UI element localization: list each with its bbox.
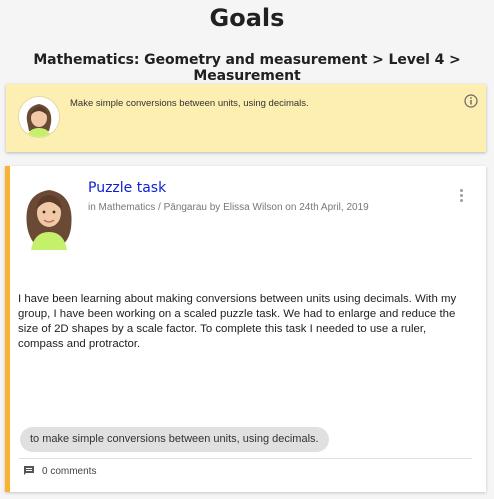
goal-banner: Make simple conversions between units, u… <box>6 84 486 152</box>
story-meta: in Mathematics / Pāngarau by Elissa Wils… <box>88 202 369 213</box>
story-body: I have been learning about making conver… <box>18 293 457 350</box>
card-accent-bar <box>5 166 10 492</box>
goal-text: Make simple conversions between units, u… <box>70 98 309 109</box>
comments-count: 0 comments <box>42 465 97 477</box>
page-title: Goals <box>209 4 285 32</box>
avatar <box>18 96 60 138</box>
story-card: Puzzle task in Mathematics / Pāngarau by… <box>5 166 486 492</box>
comment-icon <box>24 466 34 475</box>
info-icon[interactable] <box>464 94 478 108</box>
goal-tag-chip[interactable]: to make simple conversions between units… <box>20 427 329 452</box>
divider <box>19 458 472 459</box>
more-options-icon[interactable] <box>460 189 464 205</box>
story-title-link[interactable]: Puzzle task <box>88 180 166 196</box>
comments-link[interactable]: 0 comments <box>23 465 96 477</box>
breadcrumb: Mathematics: Geometry and measurement > … <box>33 52 461 84</box>
avatar <box>21 180 77 250</box>
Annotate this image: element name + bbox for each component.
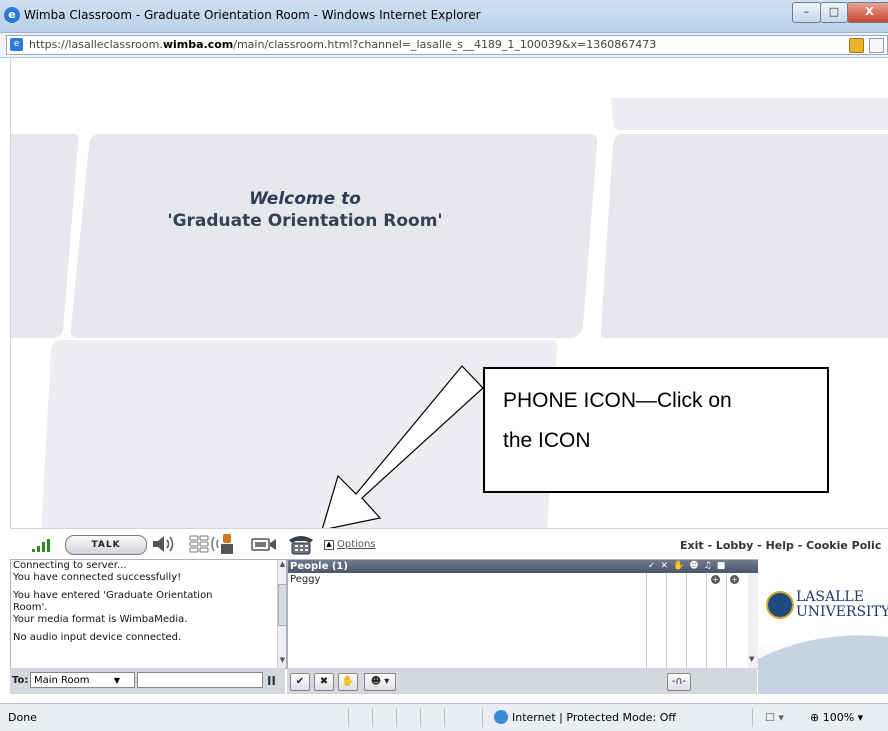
- room-select-value: Main Room: [34, 675, 90, 686]
- tile-right: [600, 134, 888, 338]
- tile-left: [11, 134, 79, 338]
- audio-meter-button[interactable]: -∩-: [667, 673, 691, 691]
- talk-button[interactable]: TALK: [65, 535, 147, 555]
- status-divider: [348, 708, 349, 727]
- callout-line-1: PHONE ICON—Click on: [503, 389, 732, 412]
- url-prefix: https://lasalleclassroom.: [29, 38, 163, 51]
- logo-line-2: UNIVERSITY: [796, 604, 888, 620]
- people-panel: People (1) ✓✕✋☻♫■ Peggy + + ▼: [287, 559, 759, 669]
- chat-message: You have connected successfully!: [13, 572, 182, 583]
- column-divider: [706, 573, 707, 668]
- minimize-button[interactable]: –: [792, 2, 821, 23]
- column-divider: [726, 573, 727, 668]
- chat-message: Connecting to server...: [13, 560, 127, 571]
- status-divider: [482, 708, 483, 727]
- people-header: People (1) ✓✕✋☻♫■: [288, 560, 758, 573]
- page-icon: e: [10, 38, 23, 51]
- tile-center: [70, 134, 598, 338]
- volume-meter-icon: [189, 535, 209, 553]
- chat-message: You have entered 'Graduate Orientation: [13, 590, 213, 601]
- people-toolbar: ✔ ✖ ✋ ☻ ▾ -∩-: [287, 668, 757, 694]
- participant-row[interactable]: Peggy: [288, 574, 758, 586]
- status-text: Done: [8, 711, 37, 724]
- room-select[interactable]: Main Room ▼: [30, 672, 135, 688]
- raise-hand-button[interactable]: ✋: [338, 673, 358, 691]
- url-field[interactable]: e https://lasalleclassroom.wimba.com/mai…: [6, 35, 888, 55]
- tile-lower: [40, 340, 558, 542]
- chat-log: Connecting to server... You have connect…: [10, 559, 287, 669]
- url-domain: wimba.com: [162, 38, 234, 51]
- emoticon-menu-button[interactable]: ☻ ▾: [364, 673, 396, 691]
- welcome-message: Welcome to 'Graduate Orientation Room': [11, 188, 599, 232]
- signal-strength-icon: [32, 539, 50, 552]
- scroll-down-icon[interactable]: ▼: [749, 655, 754, 663]
- chat-text-input[interactable]: [137, 672, 263, 688]
- to-label: To:: [12, 675, 29, 686]
- security-zone-text[interactable]: Internet | Protected Mode: Off: [512, 711, 676, 724]
- yes-button[interactable]: ✔: [290, 673, 310, 691]
- column-divider: [686, 573, 687, 668]
- scroll-up-icon[interactable]: ▲: [278, 560, 286, 568]
- status-divider: [420, 708, 421, 727]
- status-divider: [372, 708, 373, 727]
- close-button[interactable]: X: [847, 2, 888, 23]
- status-bar: Done Internet | Protected Mode: Off ☐ ▾ …: [0, 703, 888, 731]
- camera-icon[interactable]: [250, 535, 278, 553]
- top-nav-links[interactable]: Exit - Lobby - Help - Cookie Polic: [680, 539, 881, 552]
- logo-line-1: LASALLE: [796, 589, 864, 605]
- phone-icon[interactable]: [286, 532, 316, 556]
- tile-top-right: [611, 98, 888, 130]
- video-status-icon[interactable]: +: [730, 575, 739, 584]
- pause-chat-button[interactable]: II: [267, 674, 276, 688]
- status-divider: [752, 708, 753, 727]
- column-divider: [666, 573, 667, 668]
- lasalle-seal-icon: [766, 591, 794, 619]
- lock-icon[interactable]: [849, 38, 864, 53]
- callout-line-2: the ICON: [503, 429, 591, 452]
- chat-input-row: To: Main Room ▼ II: [10, 668, 285, 694]
- options-link[interactable]: Options: [337, 539, 376, 550]
- people-status-icons: ✓✕✋☻♫■: [648, 561, 731, 571]
- chat-message: No audio input device connected.: [13, 632, 182, 643]
- media-toolbar: TALK ▲ Options Exit - Lobby - Help - Coo…: [10, 528, 888, 559]
- feed-icon[interactable]: [869, 38, 884, 53]
- chevron-down-icon: ▼: [113, 676, 120, 685]
- annotation-callout: PHONE ICON—Click on the ICON: [483, 367, 829, 493]
- url-text[interactable]: https://lasalleclassroom.wimba.com/main/…: [29, 38, 656, 51]
- chat-message: Your media format is WimbaMedia.: [13, 614, 188, 625]
- window-titlebar: e Wimba Classroom - Graduate Orientation…: [0, 0, 888, 33]
- status-divider: [396, 708, 397, 727]
- column-divider: [646, 573, 647, 668]
- window-title: Wimba Classroom - Graduate Orientation R…: [24, 8, 481, 22]
- chat-scroll-thumb[interactable]: [278, 584, 286, 626]
- participant-name: Peggy: [290, 574, 321, 585]
- callout-text: PHONE ICON—Click on the ICON: [503, 381, 823, 461]
- audio-status-icon[interactable]: +: [711, 575, 720, 584]
- no-button[interactable]: ✖: [314, 673, 334, 691]
- options-expand-icon[interactable]: ▲: [324, 540, 334, 550]
- maximize-button[interactable]: □: [820, 2, 848, 23]
- logo-background-wave: [758, 635, 888, 694]
- welcome-line-2: 'Graduate Orientation Room': [167, 211, 443, 231]
- chat-message: Room'.: [13, 602, 48, 613]
- speaker-icon[interactable]: [150, 533, 180, 555]
- scroll-down-icon[interactable]: ▼: [278, 656, 286, 664]
- hand-raise-mic-icon[interactable]: [210, 532, 242, 556]
- internet-zone-icon: [494, 710, 508, 724]
- institution-logo-area: LASALLE UNIVERSITY: [758, 559, 888, 694]
- chat-scrollbar[interactable]: ▲ ▼: [277, 560, 286, 668]
- url-path: /main/classroom.html?channel=_lasalle_s_…: [233, 38, 657, 51]
- protected-mode-icon[interactable]: ☐ ▾: [765, 711, 784, 724]
- welcome-line-1: Welcome to: [249, 189, 361, 209]
- people-scrollbar[interactable]: ▼: [748, 573, 758, 668]
- ie-logo-icon: e: [4, 7, 20, 23]
- status-divider: [444, 708, 445, 727]
- people-title: People (1): [290, 561, 348, 572]
- zoom-level[interactable]: ⊕ 100% ▾: [810, 711, 863, 724]
- address-bar: e https://lasalleclassroom.wimba.com/mai…: [0, 33, 888, 58]
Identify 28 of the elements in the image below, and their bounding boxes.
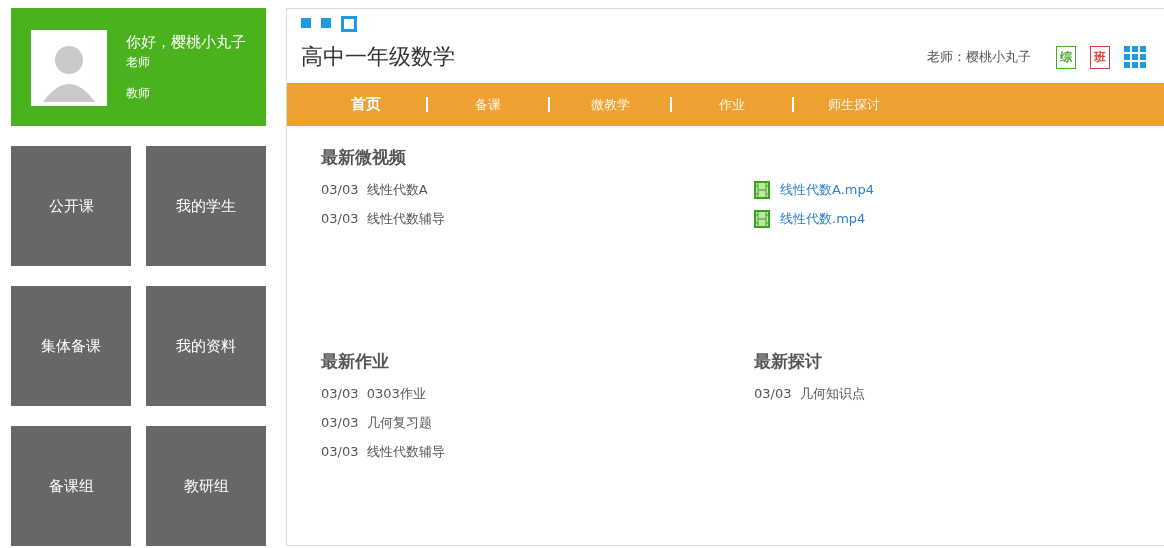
menu-tile[interactable]: 公开课 [11, 146, 131, 266]
film-icon [754, 180, 770, 199]
title-text: 老师 [126, 53, 151, 71]
category-badge[interactable]: 综 [1056, 45, 1076, 69]
menu-tile[interactable]: 教研组 [146, 426, 266, 546]
list-item[interactable]: 03/03 几何复习题 [321, 413, 432, 432]
course-title: 高中一年级数学 [301, 43, 456, 71]
greeting-text: 你好，樱桃小丸子 [126, 32, 246, 52]
film-icon [754, 209, 770, 228]
list-item[interactable]: 03/03 线性代数A [321, 180, 428, 199]
menu-tile[interactable]: 备课组 [11, 426, 131, 546]
list-item[interactable]: 03/03 线性代数辅导 [321, 209, 445, 228]
list-item[interactable]: 03/03 0303作业 [321, 384, 426, 403]
list-item[interactable]: 03/03 线性代数辅导 [321, 442, 445, 461]
section-heading: 最新探讨 [754, 350, 823, 373]
menu-tile[interactable]: 我的学生 [146, 146, 266, 266]
menu-tile[interactable]: 我的资料 [146, 286, 266, 406]
section-heading: 最新微视频 [321, 146, 407, 169]
teacher-name: 老师：樱桃小丸子 [927, 48, 1031, 66]
list-item[interactable]: 03/03 几何知识点 [754, 384, 865, 403]
grid-menu-icon[interactable] [1124, 46, 1146, 68]
menu-tile[interactable]: 集体备课 [11, 286, 131, 406]
category-badge[interactable]: 班 [1090, 45, 1110, 69]
role-text: 教师 [126, 84, 151, 102]
avatar-icon [31, 30, 107, 106]
video-link[interactable]: 线性代数A.mp4 [780, 180, 874, 199]
video-link[interactable]: 线性代数.mp4 [780, 209, 866, 228]
section-heading: 最新作业 [321, 350, 390, 373]
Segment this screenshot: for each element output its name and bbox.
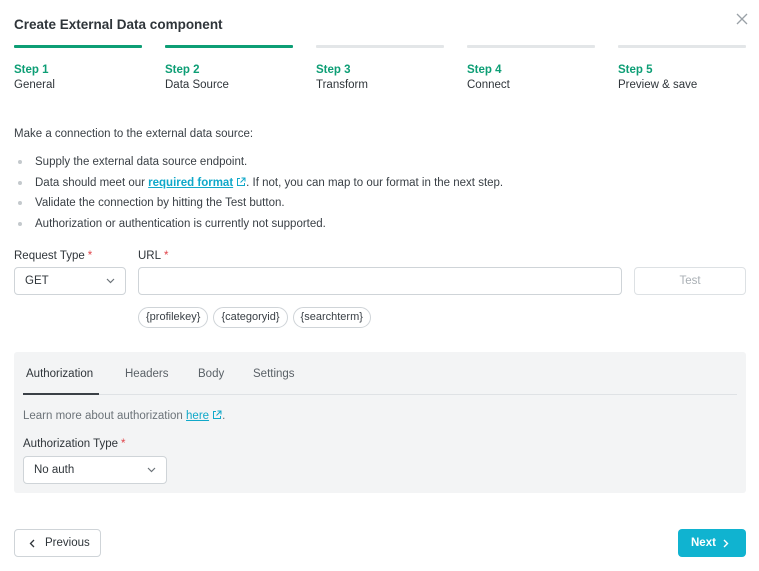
chevron-right-icon (723, 539, 729, 548)
external-link-icon[interactable] (236, 177, 246, 187)
chip-profilekey[interactable]: {profilekey} (138, 307, 209, 328)
note-text: Learn more about authorization (23, 410, 187, 422)
step-general: Step 1 General (14, 45, 142, 91)
step-progress-bar (316, 45, 444, 48)
authorization-note: Learn more about authorization here. (23, 410, 225, 422)
request-options-panel: Authorization Headers Body Settings Lear… (14, 352, 746, 493)
tab-bar: Authorization Headers Body Settings (23, 352, 737, 395)
required-marker: * (164, 250, 169, 262)
step-progress-bar (14, 45, 142, 48)
list-item-text: Validate the connection by hitting the T… (35, 197, 285, 209)
active-tab-indicator (23, 393, 99, 395)
required-marker: * (121, 438, 126, 450)
list-item-text: . If not, you can map to our format in t… (246, 176, 504, 189)
intro-text: Make a connection to the external data s… (14, 128, 254, 140)
tab-body[interactable]: Body (198, 368, 224, 380)
step-number: Step 4 (467, 64, 502, 76)
step-name: Transform (316, 79, 368, 91)
step-number: Step 1 (14, 64, 49, 76)
bullet-dot (18, 180, 22, 185)
required-format-link[interactable]: required format (148, 177, 233, 189)
step-connect: Step 4 Connect (467, 45, 595, 91)
chip-categoryid[interactable]: {categoryid} (213, 307, 288, 328)
request-type-value: GET (25, 275, 49, 287)
step-data-source: Step 2 Data Source (165, 45, 293, 91)
url-label-text: URL (138, 250, 162, 262)
authorization-type-label: Authorization Type * (23, 438, 126, 450)
tab-settings[interactable]: Settings (253, 368, 295, 380)
bullet-dot (18, 221, 22, 226)
step-number: Step 2 (165, 64, 200, 76)
next-button[interactable]: Next (678, 529, 746, 557)
list-item-text: Data should meet our (35, 176, 149, 189)
dialog-title: Create External Data component (14, 17, 223, 32)
previous-button[interactable]: Previous (14, 529, 101, 557)
bullet-dot (18, 160, 22, 164)
step-name: Preview & save (618, 79, 698, 91)
step-preview-save: Step 5 Preview & save (618, 45, 746, 91)
next-button-label: Next (691, 537, 716, 549)
note-text-end: . (222, 410, 226, 422)
step-number: Step 3 (316, 64, 351, 76)
authorization-help-link[interactable]: here (186, 410, 209, 422)
bullet-dot (18, 201, 22, 205)
list-item-text: Authorization or authentication is curre… (35, 217, 326, 230)
request-type-label-text: Request Type (14, 250, 85, 262)
step-name: Data Source (165, 79, 229, 91)
step-progress-bar (165, 45, 293, 48)
placeholder-chips: {profilekey} {categoryid} {searchterm} (138, 307, 371, 328)
list-item: Authorization or authentication is curre… (14, 217, 503, 238)
close-icon[interactable] (734, 11, 750, 27)
chevron-down-icon (147, 467, 156, 473)
external-link-icon[interactable] (212, 410, 222, 420)
step-name: Connect (467, 79, 510, 91)
required-marker: * (87, 250, 93, 262)
list-item: Data should meet our required format . If… (14, 176, 503, 197)
step-progress-bar (467, 45, 595, 48)
list-item-text: Supply the external data source endpoint… (35, 156, 248, 168)
previous-button-label: Previous (45, 537, 90, 549)
authorization-type-value: No auth (34, 464, 75, 476)
tab-authorization[interactable]: Authorization (26, 368, 93, 380)
authorization-type-select[interactable]: No auth (23, 456, 167, 484)
step-progress-bar (618, 45, 746, 48)
test-button[interactable]: Test (634, 267, 746, 295)
list-item: Validate the connection by hitting the T… (14, 196, 503, 217)
chip-searchterm[interactable]: {searchterm} (292, 307, 371, 328)
wizard-steps: Step 1 General Step 2 Data Source Step 3… (14, 45, 746, 95)
tab-headers[interactable]: Headers (125, 368, 168, 380)
step-name: General (14, 79, 55, 91)
step-transform: Step 3 Transform (316, 45, 444, 91)
url-input[interactable] (138, 267, 622, 295)
url-label: URL * (138, 250, 169, 262)
chevron-left-icon (29, 539, 35, 548)
step-number: Step 5 (618, 64, 653, 76)
instructions-list: Supply the external data source endpoint… (14, 155, 503, 237)
request-type-label: Request Type * (14, 250, 92, 262)
authorization-type-label-text: Authorization Type (23, 438, 119, 450)
request-type-select[interactable]: GET (14, 267, 126, 295)
chevron-down-icon (106, 278, 115, 284)
list-item: Supply the external data source endpoint… (14, 155, 503, 176)
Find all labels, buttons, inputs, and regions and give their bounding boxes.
:::
# DIRECTIVE:
Substitute "profile-photo" for "avatar" in the listing, starting at its first line and ending at the line containing "Annotate this image: element", with everything else unchanged. Give only those lines and leave the pictures out.

# CORRECT RESPONSE:
UI element localization: list each with its bbox.
goal-banner: Make simple conversions between units, u… <box>6 84 486 152</box>
story-meta: in Mathematics / Pāngarau by Elissa Wils… <box>88 202 369 213</box>
story-body: I have been learning about making conver… <box>18 293 457 350</box>
card-accent-bar <box>5 166 10 492</box>
goal-text: Make simple conversions between units, u… <box>70 98 309 109</box>
comments-count: 0 comments <box>42 465 97 477</box>
page-title: Goals <box>209 4 285 32</box>
profile-photo <box>18 96 60 138</box>
story-card: Puzzle task in Mathematics / Pāngarau by… <box>5 166 486 492</box>
comment-icon <box>24 466 34 475</box>
info-icon[interactable] <box>464 94 478 108</box>
goal-tag-chip[interactable]: to make simple conversions between units… <box>20 427 329 452</box>
divider <box>19 458 472 459</box>
more-options-icon[interactable] <box>460 189 464 205</box>
story-title-link[interactable]: Puzzle task <box>88 180 166 196</box>
comments-link[interactable]: 0 comments <box>23 465 96 477</box>
breadcrumb: Mathematics: Geometry and measurement > … <box>33 52 461 84</box>
profile-photo <box>21 180 77 250</box>
Annotate this image: element name + bbox for each component.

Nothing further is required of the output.